→ Task objective
Work through the listing below and count the lines that hold "name". Answer with the number alone.

⟨

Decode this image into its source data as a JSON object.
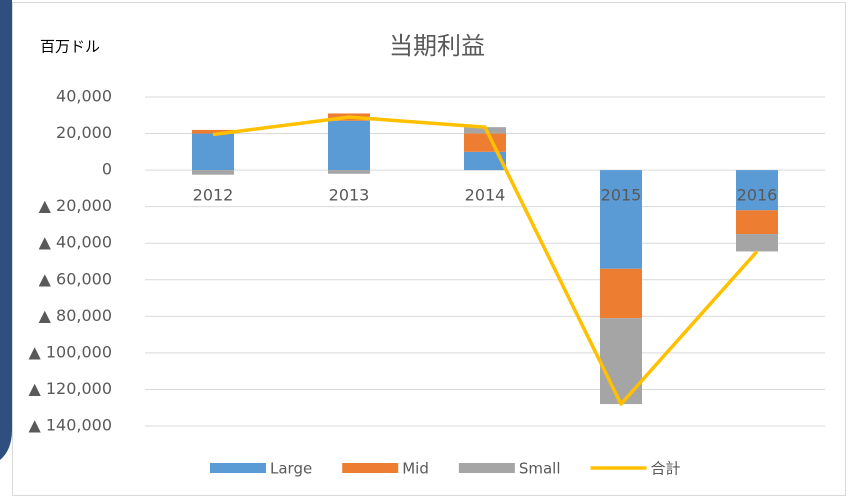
{
  "chart_data": {
    "type": "bar",
    "stacked": true,
    "title": "当期利益",
    "y_label": "百万ドル",
    "categories": [
      "2012",
      "2013",
      "2014",
      "2015",
      "2016"
    ],
    "series": [
      {
        "name": "Large",
        "color": "#5b9bd5",
        "values": [
          20000,
          27000,
          10000,
          -54000,
          -22000
        ]
      },
      {
        "name": "Mid",
        "color": "#ed7d31",
        "values": [
          2000,
          4000,
          10000,
          -27000,
          -13000
        ]
      },
      {
        "name": "Small",
        "color": "#a5a5a5",
        "values": [
          -2500,
          -2000,
          3500,
          -47000,
          -9500
        ]
      },
      {
        "name": "合計",
        "type": "line",
        "color": "#ffc000",
        "values": [
          19500,
          29000,
          23500,
          -128000,
          -44500
        ]
      }
    ],
    "ylim": [
      -140000,
      40000
    ],
    "yticks": [
      {
        "value": 40000,
        "label": "40,000"
      },
      {
        "value": 20000,
        "label": "20,000"
      },
      0,
      {
        "value": -20000,
        "label": "▲ 20,000"
      },
      {
        "value": -40000,
        "label": "▲ 40,000"
      },
      {
        "value": -60000,
        "label": "▲ 60,000"
      },
      {
        "value": -80000,
        "label": "▲ 80,000"
      },
      {
        "value": -100000,
        "label": "▲ 100,000"
      },
      {
        "value": -120000,
        "label": "▲ 120,000"
      },
      {
        "value": -140000,
        "label": "▲ 140,000"
      }
    ],
    "grid": true,
    "legend": "bottom"
  }
}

⟩

→ Answer to this exercise
4